▸ Prompt:
Find every line containing the word "Disposiciones" and report the count, nothing more.

▸ Provided material:

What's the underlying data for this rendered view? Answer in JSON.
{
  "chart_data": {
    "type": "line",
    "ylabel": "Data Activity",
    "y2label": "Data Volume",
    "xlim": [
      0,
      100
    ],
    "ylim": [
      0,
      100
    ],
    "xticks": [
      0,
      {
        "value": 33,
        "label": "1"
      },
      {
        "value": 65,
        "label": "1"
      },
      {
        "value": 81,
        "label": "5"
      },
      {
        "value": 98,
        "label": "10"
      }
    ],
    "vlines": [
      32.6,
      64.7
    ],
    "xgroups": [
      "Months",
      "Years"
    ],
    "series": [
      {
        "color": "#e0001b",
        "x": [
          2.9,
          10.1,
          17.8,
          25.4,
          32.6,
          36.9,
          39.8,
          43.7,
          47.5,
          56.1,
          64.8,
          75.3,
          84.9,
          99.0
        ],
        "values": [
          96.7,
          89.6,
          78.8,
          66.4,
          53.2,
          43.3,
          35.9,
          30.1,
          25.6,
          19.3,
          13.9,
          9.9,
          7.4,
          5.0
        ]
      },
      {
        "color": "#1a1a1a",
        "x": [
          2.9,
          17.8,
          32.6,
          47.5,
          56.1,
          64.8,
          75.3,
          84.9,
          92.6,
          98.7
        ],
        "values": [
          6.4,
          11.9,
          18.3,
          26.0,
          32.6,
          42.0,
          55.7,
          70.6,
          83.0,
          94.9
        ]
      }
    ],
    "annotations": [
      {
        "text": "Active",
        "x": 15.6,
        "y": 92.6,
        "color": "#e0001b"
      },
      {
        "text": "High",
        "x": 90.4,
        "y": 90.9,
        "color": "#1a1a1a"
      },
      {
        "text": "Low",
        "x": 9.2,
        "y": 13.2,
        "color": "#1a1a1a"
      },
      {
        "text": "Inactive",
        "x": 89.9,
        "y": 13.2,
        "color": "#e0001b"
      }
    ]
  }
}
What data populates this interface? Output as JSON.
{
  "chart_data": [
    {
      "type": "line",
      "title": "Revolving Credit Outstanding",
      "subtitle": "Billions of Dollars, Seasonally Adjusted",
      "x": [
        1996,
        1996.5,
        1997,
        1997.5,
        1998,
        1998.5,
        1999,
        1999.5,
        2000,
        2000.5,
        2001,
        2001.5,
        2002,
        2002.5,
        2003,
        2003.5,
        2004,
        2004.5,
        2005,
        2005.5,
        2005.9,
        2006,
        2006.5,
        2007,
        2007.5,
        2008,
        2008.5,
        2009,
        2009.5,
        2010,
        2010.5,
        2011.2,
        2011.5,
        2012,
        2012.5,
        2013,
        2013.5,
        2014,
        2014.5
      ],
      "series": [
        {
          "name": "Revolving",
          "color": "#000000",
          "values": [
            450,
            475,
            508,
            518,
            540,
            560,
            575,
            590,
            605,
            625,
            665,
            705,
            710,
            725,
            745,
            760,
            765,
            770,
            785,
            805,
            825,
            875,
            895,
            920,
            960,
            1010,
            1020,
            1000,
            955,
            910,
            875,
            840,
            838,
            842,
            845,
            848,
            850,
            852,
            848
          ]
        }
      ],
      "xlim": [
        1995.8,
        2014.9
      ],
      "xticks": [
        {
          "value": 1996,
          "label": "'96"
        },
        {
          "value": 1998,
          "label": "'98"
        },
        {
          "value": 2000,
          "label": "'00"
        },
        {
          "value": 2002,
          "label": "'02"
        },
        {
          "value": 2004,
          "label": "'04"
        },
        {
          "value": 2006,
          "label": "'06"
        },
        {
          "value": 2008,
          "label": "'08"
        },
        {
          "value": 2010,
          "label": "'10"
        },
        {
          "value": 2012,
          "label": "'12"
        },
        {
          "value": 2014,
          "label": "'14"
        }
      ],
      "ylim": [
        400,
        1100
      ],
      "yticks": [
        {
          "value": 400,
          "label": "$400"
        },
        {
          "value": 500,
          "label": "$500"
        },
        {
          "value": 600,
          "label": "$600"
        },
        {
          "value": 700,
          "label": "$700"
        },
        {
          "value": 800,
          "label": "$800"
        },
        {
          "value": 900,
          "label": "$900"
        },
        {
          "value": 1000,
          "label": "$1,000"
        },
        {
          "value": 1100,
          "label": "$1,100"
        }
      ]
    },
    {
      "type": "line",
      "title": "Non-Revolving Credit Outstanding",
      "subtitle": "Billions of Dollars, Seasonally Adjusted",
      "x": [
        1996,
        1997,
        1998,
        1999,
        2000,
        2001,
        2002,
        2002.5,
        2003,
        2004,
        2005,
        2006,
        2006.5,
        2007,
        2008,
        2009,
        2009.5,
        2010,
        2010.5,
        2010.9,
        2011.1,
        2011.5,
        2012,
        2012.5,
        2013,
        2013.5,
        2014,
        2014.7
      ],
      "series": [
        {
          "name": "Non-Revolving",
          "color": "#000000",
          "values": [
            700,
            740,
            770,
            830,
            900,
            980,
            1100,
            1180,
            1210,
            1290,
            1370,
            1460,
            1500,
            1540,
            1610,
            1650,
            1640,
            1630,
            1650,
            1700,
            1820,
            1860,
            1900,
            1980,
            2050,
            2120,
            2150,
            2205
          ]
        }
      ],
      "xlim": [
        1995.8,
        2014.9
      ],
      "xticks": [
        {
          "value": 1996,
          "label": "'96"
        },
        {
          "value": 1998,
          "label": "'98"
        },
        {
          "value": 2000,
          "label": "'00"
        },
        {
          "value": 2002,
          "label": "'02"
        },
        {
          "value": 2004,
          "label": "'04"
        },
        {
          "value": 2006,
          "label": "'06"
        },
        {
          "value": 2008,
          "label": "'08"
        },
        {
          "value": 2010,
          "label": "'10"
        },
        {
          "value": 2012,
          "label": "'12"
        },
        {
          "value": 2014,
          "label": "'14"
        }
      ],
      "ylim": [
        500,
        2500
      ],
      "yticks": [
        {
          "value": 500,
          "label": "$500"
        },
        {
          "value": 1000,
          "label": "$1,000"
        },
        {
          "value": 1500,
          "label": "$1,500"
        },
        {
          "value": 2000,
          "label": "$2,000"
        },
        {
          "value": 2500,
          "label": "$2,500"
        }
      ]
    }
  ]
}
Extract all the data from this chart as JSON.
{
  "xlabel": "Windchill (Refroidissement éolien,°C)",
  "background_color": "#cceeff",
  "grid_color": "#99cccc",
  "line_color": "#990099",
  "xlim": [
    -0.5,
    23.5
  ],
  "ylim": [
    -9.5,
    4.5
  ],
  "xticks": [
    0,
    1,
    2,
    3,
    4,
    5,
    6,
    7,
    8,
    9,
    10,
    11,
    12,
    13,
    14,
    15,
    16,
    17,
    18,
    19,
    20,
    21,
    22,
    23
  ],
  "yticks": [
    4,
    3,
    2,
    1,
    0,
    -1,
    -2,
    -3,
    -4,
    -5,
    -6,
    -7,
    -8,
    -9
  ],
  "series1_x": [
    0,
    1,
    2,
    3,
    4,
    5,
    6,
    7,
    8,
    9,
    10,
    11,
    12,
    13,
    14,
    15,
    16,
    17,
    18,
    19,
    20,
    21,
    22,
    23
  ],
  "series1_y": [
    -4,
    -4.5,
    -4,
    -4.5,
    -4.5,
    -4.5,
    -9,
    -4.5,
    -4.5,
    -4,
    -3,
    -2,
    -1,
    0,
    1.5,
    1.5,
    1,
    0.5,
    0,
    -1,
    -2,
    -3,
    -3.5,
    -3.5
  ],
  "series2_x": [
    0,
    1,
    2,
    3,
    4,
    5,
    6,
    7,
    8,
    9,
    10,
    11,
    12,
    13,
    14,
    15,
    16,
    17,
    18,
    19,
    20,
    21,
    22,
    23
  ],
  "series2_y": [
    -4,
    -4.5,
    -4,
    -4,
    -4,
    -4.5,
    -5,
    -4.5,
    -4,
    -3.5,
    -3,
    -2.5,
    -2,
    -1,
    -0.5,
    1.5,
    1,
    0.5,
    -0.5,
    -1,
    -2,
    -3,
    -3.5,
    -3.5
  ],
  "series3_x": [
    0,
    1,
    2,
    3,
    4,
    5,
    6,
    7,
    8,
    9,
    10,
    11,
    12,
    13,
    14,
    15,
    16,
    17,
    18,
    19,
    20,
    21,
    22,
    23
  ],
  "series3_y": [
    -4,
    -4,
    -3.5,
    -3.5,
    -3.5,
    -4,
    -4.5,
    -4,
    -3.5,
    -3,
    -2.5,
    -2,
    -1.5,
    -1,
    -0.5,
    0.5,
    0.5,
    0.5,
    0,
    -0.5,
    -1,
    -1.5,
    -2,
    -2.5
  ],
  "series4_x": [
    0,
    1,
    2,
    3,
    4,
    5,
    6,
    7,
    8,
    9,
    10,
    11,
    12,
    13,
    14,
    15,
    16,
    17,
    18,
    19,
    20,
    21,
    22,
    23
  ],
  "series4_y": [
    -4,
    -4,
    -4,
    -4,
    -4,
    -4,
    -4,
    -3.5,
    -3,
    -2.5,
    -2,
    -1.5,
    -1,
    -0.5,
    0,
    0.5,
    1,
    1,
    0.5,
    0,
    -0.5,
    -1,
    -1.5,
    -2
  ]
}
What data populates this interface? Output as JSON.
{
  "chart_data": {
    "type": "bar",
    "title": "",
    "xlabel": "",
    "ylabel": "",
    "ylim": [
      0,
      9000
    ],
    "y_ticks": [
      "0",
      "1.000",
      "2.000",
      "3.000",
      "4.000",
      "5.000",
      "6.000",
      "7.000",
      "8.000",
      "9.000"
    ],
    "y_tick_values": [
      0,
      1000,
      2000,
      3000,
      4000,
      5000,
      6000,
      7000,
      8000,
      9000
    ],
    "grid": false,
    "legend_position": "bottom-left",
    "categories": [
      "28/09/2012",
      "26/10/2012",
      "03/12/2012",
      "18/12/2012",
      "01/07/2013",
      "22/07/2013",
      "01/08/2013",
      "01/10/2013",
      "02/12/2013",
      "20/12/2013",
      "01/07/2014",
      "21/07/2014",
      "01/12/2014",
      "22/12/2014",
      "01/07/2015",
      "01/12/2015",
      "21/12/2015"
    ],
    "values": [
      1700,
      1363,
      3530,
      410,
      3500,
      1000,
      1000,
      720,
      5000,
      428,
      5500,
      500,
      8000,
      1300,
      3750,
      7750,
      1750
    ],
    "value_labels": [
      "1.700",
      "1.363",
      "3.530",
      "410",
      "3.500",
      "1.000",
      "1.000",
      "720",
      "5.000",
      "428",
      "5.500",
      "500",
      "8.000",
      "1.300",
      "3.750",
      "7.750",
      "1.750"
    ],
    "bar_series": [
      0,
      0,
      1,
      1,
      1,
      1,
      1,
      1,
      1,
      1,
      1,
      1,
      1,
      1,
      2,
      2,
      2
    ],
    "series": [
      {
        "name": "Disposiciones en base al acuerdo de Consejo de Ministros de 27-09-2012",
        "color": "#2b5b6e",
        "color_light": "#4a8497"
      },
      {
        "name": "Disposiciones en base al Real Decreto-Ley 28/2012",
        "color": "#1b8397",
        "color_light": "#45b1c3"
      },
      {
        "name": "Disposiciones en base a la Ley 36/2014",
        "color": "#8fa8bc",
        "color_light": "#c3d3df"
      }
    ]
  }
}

▸ Completed exercise:
3